### The task
Please read the study text below and say what it claims bringing something different to the table can often result in.

### Study text
[Start of section]

I believe there are thousand of people out there, feeling just how I used to feel. And I believe they can be, if they want to be, the leaders, thinkers and innovators of the future.
Bringing something different to the table, can often result in a redesign of the table.

[End of section]

### Dataset extract
[Start of section]

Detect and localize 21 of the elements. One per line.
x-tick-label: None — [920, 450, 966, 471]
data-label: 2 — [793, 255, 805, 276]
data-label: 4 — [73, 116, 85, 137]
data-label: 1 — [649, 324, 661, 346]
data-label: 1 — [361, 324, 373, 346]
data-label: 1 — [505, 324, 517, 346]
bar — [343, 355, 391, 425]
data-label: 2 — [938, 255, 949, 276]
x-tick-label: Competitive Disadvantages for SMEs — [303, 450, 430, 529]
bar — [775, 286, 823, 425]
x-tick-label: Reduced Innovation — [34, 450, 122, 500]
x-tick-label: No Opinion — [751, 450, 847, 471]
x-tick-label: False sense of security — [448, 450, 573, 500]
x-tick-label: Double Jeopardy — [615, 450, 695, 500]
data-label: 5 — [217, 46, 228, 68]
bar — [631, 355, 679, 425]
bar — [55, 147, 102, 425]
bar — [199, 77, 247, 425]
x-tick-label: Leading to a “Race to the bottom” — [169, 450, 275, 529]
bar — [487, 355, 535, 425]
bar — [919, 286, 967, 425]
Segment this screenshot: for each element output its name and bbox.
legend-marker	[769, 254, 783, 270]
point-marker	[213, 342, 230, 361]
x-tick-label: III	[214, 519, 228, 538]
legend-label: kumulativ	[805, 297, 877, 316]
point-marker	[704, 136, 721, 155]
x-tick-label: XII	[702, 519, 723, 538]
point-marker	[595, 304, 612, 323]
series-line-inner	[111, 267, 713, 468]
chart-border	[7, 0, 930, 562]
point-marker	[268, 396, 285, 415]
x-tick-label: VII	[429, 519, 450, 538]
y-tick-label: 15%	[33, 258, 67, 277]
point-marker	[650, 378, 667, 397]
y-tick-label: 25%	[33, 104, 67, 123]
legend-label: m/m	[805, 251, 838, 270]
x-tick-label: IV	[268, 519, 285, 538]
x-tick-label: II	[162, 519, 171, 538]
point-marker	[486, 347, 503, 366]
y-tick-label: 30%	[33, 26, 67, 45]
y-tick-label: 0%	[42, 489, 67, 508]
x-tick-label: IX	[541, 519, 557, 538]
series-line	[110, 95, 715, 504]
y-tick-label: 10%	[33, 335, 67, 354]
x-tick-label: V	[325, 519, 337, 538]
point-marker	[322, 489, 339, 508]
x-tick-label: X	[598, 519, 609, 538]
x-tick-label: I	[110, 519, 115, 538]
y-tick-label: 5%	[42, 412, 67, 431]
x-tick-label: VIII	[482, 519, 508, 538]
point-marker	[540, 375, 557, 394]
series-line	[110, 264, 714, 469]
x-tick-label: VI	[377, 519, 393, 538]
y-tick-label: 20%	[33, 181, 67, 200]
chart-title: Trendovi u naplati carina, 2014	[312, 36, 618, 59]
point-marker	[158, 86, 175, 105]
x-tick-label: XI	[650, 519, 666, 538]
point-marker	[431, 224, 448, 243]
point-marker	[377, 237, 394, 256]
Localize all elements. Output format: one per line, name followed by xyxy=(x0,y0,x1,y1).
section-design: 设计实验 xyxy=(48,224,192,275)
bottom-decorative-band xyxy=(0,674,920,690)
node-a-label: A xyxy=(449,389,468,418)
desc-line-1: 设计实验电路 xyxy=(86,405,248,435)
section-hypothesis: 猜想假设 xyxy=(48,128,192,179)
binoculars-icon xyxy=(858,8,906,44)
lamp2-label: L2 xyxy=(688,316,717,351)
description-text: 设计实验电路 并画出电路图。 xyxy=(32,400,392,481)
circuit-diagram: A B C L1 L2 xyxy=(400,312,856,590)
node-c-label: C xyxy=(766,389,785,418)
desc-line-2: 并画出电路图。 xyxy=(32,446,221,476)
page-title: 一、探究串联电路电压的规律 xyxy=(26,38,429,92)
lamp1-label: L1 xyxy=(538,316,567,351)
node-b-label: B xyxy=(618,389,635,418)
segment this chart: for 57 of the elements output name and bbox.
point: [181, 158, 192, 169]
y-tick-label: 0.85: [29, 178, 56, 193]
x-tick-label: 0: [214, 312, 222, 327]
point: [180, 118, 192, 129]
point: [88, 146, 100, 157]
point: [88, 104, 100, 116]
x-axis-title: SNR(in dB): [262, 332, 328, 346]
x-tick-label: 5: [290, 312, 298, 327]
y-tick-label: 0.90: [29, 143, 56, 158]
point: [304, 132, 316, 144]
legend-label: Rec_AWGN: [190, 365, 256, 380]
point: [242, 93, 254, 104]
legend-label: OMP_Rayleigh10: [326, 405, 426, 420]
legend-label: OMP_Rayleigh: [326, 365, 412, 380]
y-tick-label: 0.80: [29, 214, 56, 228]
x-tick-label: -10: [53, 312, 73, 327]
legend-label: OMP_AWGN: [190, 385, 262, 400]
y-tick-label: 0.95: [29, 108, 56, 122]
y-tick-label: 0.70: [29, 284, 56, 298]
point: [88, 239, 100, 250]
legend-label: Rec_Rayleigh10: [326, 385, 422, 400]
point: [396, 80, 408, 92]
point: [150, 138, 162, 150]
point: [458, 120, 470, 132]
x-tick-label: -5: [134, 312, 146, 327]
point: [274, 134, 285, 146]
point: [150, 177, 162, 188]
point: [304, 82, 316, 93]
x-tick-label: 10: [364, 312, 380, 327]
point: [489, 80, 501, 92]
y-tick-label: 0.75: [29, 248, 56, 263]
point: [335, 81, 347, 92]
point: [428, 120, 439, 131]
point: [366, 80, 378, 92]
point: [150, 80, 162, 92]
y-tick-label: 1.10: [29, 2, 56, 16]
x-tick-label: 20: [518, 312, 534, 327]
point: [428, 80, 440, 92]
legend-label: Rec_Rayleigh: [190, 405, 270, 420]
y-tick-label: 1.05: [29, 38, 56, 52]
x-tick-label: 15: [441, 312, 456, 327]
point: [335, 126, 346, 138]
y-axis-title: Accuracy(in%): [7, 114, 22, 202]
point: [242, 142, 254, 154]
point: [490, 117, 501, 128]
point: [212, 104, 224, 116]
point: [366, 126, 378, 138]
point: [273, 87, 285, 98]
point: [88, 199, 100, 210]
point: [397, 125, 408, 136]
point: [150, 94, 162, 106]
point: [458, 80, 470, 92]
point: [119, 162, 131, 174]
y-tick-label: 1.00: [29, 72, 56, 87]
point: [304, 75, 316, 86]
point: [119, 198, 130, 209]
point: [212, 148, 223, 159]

[End of section]

### Answer to the exercise
A redesign of the table.